Items from a dataset:
━━━━━━━━━━━━━━━━
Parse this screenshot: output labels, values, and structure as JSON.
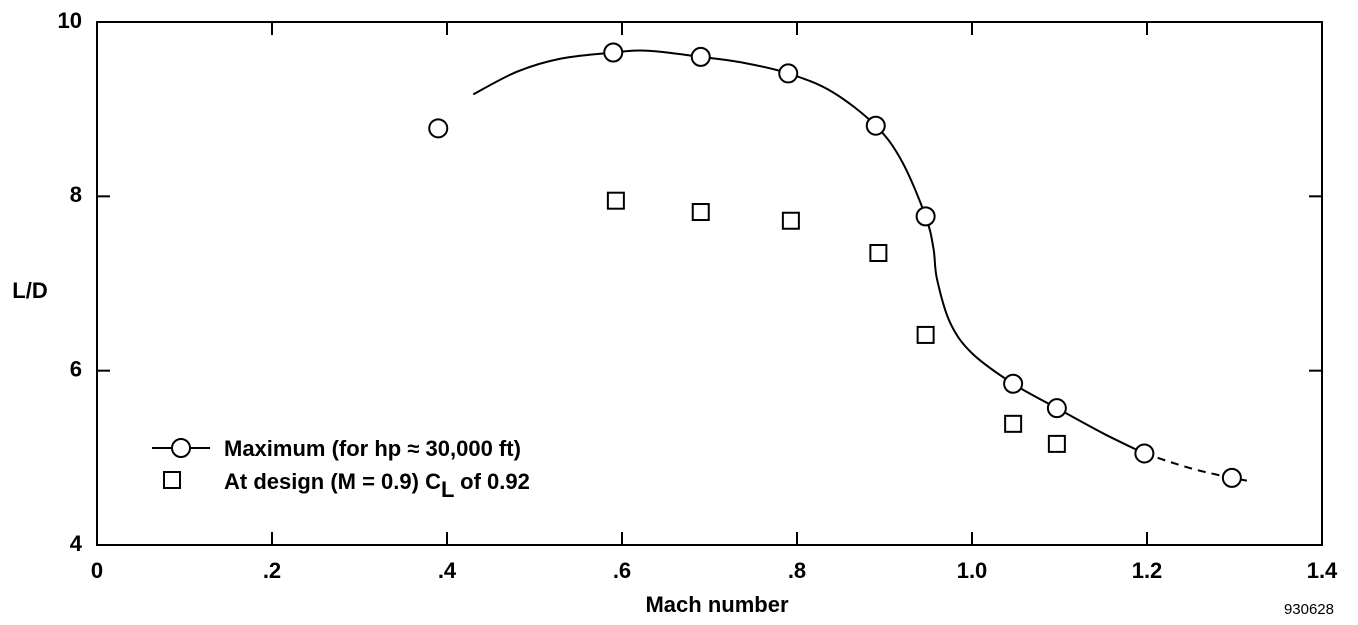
{
  "chart_data": {
    "type": "scatter",
    "xlabel": "Mach number",
    "ylabel": "L/D",
    "xlim": [
      0,
      1.4
    ],
    "ylim": [
      4,
      10
    ],
    "x_ticks": [
      0,
      0.2,
      0.4,
      0.6,
      0.8,
      1.0,
      1.2,
      1.4
    ],
    "x_tick_labels": [
      "0",
      ".2",
      ".4",
      ".6",
      ".8",
      "1.0",
      "1.2",
      "1.4"
    ],
    "y_ticks": [
      4,
      6,
      8,
      10
    ],
    "y_tick_labels": [
      "4",
      "6",
      "8",
      "10"
    ],
    "grid": false,
    "legend_position": "bottom-left",
    "series": [
      {
        "name": "Maximum (for hp ≈ 30,000 ft)",
        "marker": "circle",
        "points": [
          [
            0.39,
            8.78
          ],
          [
            0.59,
            9.65
          ],
          [
            0.69,
            9.6
          ],
          [
            0.79,
            9.41
          ],
          [
            0.89,
            8.81
          ],
          [
            0.947,
            7.77
          ],
          [
            1.047,
            5.85
          ],
          [
            1.097,
            5.57
          ],
          [
            1.197,
            5.05
          ],
          [
            1.297,
            4.77
          ]
        ],
        "curve": [
          [
            0.43,
            9.17
          ],
          [
            0.48,
            9.43
          ],
          [
            0.53,
            9.58
          ],
          [
            0.59,
            9.65
          ],
          [
            0.63,
            9.67
          ],
          [
            0.69,
            9.6
          ],
          [
            0.74,
            9.53
          ],
          [
            0.79,
            9.41
          ],
          [
            0.84,
            9.2
          ],
          [
            0.89,
            8.81
          ],
          [
            0.92,
            8.4
          ],
          [
            0.947,
            7.77
          ],
          [
            0.956,
            7.4
          ],
          [
            0.96,
            7.05
          ],
          [
            0.975,
            6.55
          ],
          [
            1.0,
            6.2
          ],
          [
            1.047,
            5.85
          ],
          [
            1.097,
            5.57
          ],
          [
            1.15,
            5.28
          ],
          [
            1.197,
            5.05
          ]
        ],
        "curve_extrapolated": [
          [
            1.197,
            5.05
          ],
          [
            1.25,
            4.88
          ],
          [
            1.297,
            4.77
          ],
          [
            1.32,
            4.73
          ]
        ]
      },
      {
        "name_prefix": "At design (M = 0.9) C",
        "name_subscript": "L",
        "name_suffix": " of 0.92",
        "marker": "square",
        "points": [
          [
            0.593,
            7.95
          ],
          [
            0.69,
            7.82
          ],
          [
            0.793,
            7.72
          ],
          [
            0.893,
            7.35
          ],
          [
            0.947,
            6.41
          ],
          [
            1.047,
            5.39
          ],
          [
            1.097,
            5.16
          ]
        ]
      }
    ],
    "figure_id": "930628"
  }
}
━━━━━━━━━━━━━━━━
THE EXERCISE:
Copy out each line exactly, without the pictures.

CORRECT ANSWER:
Parse this screenshot: output labels, values, and structure as JSON.
{
  "chart_data": {
    "type": "scatter",
    "xlabel": "Mach number",
    "ylabel": "L/D",
    "xlim": [
      0,
      1.4
    ],
    "ylim": [
      4,
      10
    ],
    "x_ticks": [
      0,
      0.2,
      0.4,
      0.6,
      0.8,
      1.0,
      1.2,
      1.4
    ],
    "x_tick_labels": [
      "0",
      ".2",
      ".4",
      ".6",
      ".8",
      "1.0",
      "1.2",
      "1.4"
    ],
    "y_ticks": [
      4,
      6,
      8,
      10
    ],
    "y_tick_labels": [
      "4",
      "6",
      "8",
      "10"
    ],
    "grid": false,
    "legend_position": "bottom-left",
    "series": [
      {
        "name": "Maximum (for hp ≈ 30,000 ft)",
        "marker": "circle",
        "points": [
          [
            0.39,
            8.78
          ],
          [
            0.59,
            9.65
          ],
          [
            0.69,
            9.6
          ],
          [
            0.79,
            9.41
          ],
          [
            0.89,
            8.81
          ],
          [
            0.947,
            7.77
          ],
          [
            1.047,
            5.85
          ],
          [
            1.097,
            5.57
          ],
          [
            1.197,
            5.05
          ],
          [
            1.297,
            4.77
          ]
        ],
        "curve": [
          [
            0.43,
            9.17
          ],
          [
            0.48,
            9.43
          ],
          [
            0.53,
            9.58
          ],
          [
            0.59,
            9.65
          ],
          [
            0.63,
            9.67
          ],
          [
            0.69,
            9.6
          ],
          [
            0.74,
            9.53
          ],
          [
            0.79,
            9.41
          ],
          [
            0.84,
            9.2
          ],
          [
            0.89,
            8.81
          ],
          [
            0.92,
            8.4
          ],
          [
            0.947,
            7.77
          ],
          [
            0.956,
            7.4
          ],
          [
            0.96,
            7.05
          ],
          [
            0.975,
            6.55
          ],
          [
            1.0,
            6.2
          ],
          [
            1.047,
            5.85
          ],
          [
            1.097,
            5.57
          ],
          [
            1.15,
            5.28
          ],
          [
            1.197,
            5.05
          ]
        ],
        "curve_extrapolated": [
          [
            1.197,
            5.05
          ],
          [
            1.25,
            4.88
          ],
          [
            1.297,
            4.77
          ],
          [
            1.32,
            4.73
          ]
        ]
      },
      {
        "name_prefix": "At design (M = 0.9) C",
        "name_subscript": "L",
        "name_suffix": " of 0.92",
        "marker": "square",
        "points": [
          [
            0.593,
            7.95
          ],
          [
            0.69,
            7.82
          ],
          [
            0.793,
            7.72
          ],
          [
            0.893,
            7.35
          ],
          [
            0.947,
            6.41
          ],
          [
            1.047,
            5.39
          ],
          [
            1.097,
            5.16
          ]
        ]
      }
    ],
    "figure_id": "930628"
  }
}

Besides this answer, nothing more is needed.